An exact copy of every record is needed.
+ + + +
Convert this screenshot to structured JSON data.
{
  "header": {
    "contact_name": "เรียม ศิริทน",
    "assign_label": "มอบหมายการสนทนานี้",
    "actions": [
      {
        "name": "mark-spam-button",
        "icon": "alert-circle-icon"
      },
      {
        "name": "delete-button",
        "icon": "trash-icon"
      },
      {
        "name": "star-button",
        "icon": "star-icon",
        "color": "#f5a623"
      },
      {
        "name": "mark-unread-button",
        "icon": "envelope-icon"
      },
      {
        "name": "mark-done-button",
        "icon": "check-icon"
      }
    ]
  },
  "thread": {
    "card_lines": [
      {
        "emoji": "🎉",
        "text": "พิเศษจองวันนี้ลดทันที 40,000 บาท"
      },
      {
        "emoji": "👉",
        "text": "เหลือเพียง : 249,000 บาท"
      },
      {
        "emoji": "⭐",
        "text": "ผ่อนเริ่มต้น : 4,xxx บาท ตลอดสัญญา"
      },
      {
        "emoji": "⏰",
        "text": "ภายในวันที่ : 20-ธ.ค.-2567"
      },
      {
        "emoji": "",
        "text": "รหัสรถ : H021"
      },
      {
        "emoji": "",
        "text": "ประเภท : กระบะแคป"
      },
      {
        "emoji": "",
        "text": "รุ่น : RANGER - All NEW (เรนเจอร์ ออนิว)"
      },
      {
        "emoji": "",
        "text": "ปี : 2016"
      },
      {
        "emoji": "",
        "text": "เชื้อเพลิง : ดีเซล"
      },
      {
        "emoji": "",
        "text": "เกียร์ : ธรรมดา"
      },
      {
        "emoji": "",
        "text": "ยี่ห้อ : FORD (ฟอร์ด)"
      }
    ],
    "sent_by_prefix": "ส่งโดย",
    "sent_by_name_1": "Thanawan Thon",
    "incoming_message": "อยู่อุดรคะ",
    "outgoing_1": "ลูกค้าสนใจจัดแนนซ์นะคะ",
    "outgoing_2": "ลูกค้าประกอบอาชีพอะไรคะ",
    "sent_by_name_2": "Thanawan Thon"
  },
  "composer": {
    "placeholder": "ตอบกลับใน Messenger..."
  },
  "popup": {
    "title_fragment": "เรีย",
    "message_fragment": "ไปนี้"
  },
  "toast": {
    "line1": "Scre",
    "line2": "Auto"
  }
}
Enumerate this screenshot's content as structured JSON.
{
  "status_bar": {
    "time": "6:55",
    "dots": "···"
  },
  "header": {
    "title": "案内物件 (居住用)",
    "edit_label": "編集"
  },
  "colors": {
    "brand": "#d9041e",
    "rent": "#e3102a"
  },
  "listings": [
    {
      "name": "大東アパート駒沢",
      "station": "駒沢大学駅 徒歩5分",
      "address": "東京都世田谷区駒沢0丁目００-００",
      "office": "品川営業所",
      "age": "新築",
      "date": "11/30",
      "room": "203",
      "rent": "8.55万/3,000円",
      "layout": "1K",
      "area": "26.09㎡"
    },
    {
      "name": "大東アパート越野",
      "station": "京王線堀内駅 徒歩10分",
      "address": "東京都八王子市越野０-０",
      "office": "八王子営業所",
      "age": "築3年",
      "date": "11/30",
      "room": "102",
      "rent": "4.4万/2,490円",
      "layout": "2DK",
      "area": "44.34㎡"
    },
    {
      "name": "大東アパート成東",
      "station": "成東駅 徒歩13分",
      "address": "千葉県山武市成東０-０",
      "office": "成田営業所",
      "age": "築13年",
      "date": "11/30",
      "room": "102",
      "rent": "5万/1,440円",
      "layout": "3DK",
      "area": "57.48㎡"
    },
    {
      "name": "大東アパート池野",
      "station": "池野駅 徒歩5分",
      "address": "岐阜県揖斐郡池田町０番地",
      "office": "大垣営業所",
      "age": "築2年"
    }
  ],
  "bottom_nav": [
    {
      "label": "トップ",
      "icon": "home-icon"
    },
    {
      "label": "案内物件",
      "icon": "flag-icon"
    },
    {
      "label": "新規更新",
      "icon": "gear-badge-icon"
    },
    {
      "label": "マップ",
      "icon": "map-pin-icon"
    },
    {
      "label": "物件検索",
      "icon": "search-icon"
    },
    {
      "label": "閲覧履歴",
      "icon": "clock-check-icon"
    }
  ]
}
+ + + +
RESPONSE TO THIS EXERCISE:
Convert this screenshot to structured JSON data.
{
  "header": {
    "contact_name": "เรียม ศิริทน",
    "assign_label": "มอบหมายการสนทนานี้",
    "actions": [
      {
        "name": "mark-spam-button",
        "icon": "alert-circle-icon"
      },
      {
        "name": "delete-button",
        "icon": "trash-icon"
      },
      {
        "name": "star-button",
        "icon": "star-icon",
        "color": "#f5a623"
      },
      {
        "name": "mark-unread-button",
        "icon": "envelope-icon"
      },
      {
        "name": "mark-done-button",
        "icon": "check-icon"
      }
    ]
  },
  "thread": {
    "card_lines": [
      {
        "emoji": "🎉",
        "text": "พิเศษจองวันนี้ลดทันที 40,000 บาท"
      },
      {
        "emoji": "👉",
        "text": "เหลือเพียง : 249,000 บาท"
      },
      {
        "emoji": "⭐",
        "text": "ผ่อนเริ่มต้น : 4,xxx บาท ตลอดสัญญา"
      },
      {
        "emoji": "⏰",
        "text": "ภายในวันที่ : 20-ธ.ค.-2567"
      },
      {
        "emoji": "",
        "text": "รหัสรถ : H021"
      },
      {
        "emoji": "",
        "text": "ประเภท : กระบะแคป"
      },
      {
        "emoji": "",
        "text": "รุ่น : RANGER - All NEW (เรนเจอร์ ออนิว)"
      },
      {
        "emoji": "",
        "text": "ปี : 2016"
      },
      {
        "emoji": "",
        "text": "เชื้อเพลิง : ดีเซล"
      },
      {
        "emoji": "",
        "text": "เกียร์ : ธรรมดา"
      },
      {
        "emoji": "",
        "text": "ยี่ห้อ : FORD (ฟอร์ด)"
      }
    ],
    "sent_by_prefix": "ส่งโดย",
    "sent_by_name_1": "Thanawan Thon",
    "incoming_message": "อยู่อุดรคะ",
    "outgoing_1": "ลูกค้าสนใจจัดแนนซ์นะคะ",
    "outgoing_2": "ลูกค้าประกอบอาชีพอะไรคะ",
    "sent_by_name_2": "Thanawan Thon"
  },
  "composer": {
    "placeholder": "ตอบกลับใน Messenger..."
  },
  "popup": {
    "title_fragment": "เรีย",
    "message_fragment": "ไปนี้"
  },
  "toast": {
    "line1": "Scre",
    "line2": "Auto"
  }
}
Enumerate this screenshot's content as structured JSON.
{
  "status_bar": {
    "time": "6:55",
    "dots": "···"
  },
  "header": {
    "title": "案内物件 (居住用)",
    "edit_label": "編集"
  },
  "colors": {
    "brand": "#d9041e",
    "rent": "#e3102a"
  },
  "listings": [
    {
      "name": "大東アパート駒沢",
      "station": "駒沢大学駅 徒歩5分",
      "address": "東京都世田谷区駒沢0丁目００-００",
      "office": "品川営業所",
      "age": "新築",
      "date": "11/30",
      "room": "203",
      "rent": "8.55万/3,000円",
      "layout": "1K",
      "area": "26.09㎡"
    },
    {
      "name": "大東アパート越野",
      "station": "京王線堀内駅 徒歩10分",
      "address": "東京都八王子市越野０-０",
      "office": "八王子営業所",
      "age": "築3年",
      "date": "11/30",
      "room": "102",
      "rent": "4.4万/2,490円",
      "layout": "2DK",
      "area": "44.34㎡"
    },
    {
      "name": "大東アパート成東",
      "station": "成東駅 徒歩13分",
      "address": "千葉県山武市成東０-０",
      "office": "成田営業所",
      "age": "築13年",
      "date": "11/30",
      "room": "102",
      "rent": "5万/1,440円",
      "layout": "3DK",
      "area": "57.48㎡"
    },
    {
      "name": "大東アパート池野",
      "station": "池野駅 徒歩5分",
      "address": "岐阜県揖斐郡池田町０番地",
      "office": "大垣営業所",
      "age": "築2年"
    }
  ],
  "bottom_nav": [
    {
      "label": "トップ",
      "icon": "home-icon"
    },
    {
      "label": "案内物件",
      "icon": "flag-icon"
    },
    {
      "label": "新規更新",
      "icon": "gear-badge-icon"
    },
    {
      "label": "マップ",
      "icon": "map-pin-icon"
    },
    {
      "label": "物件検索",
      "icon": "search-icon"
    },
    {
      "label": "閲覧履歴",
      "icon": "clock-check-icon"
    }
  ]
}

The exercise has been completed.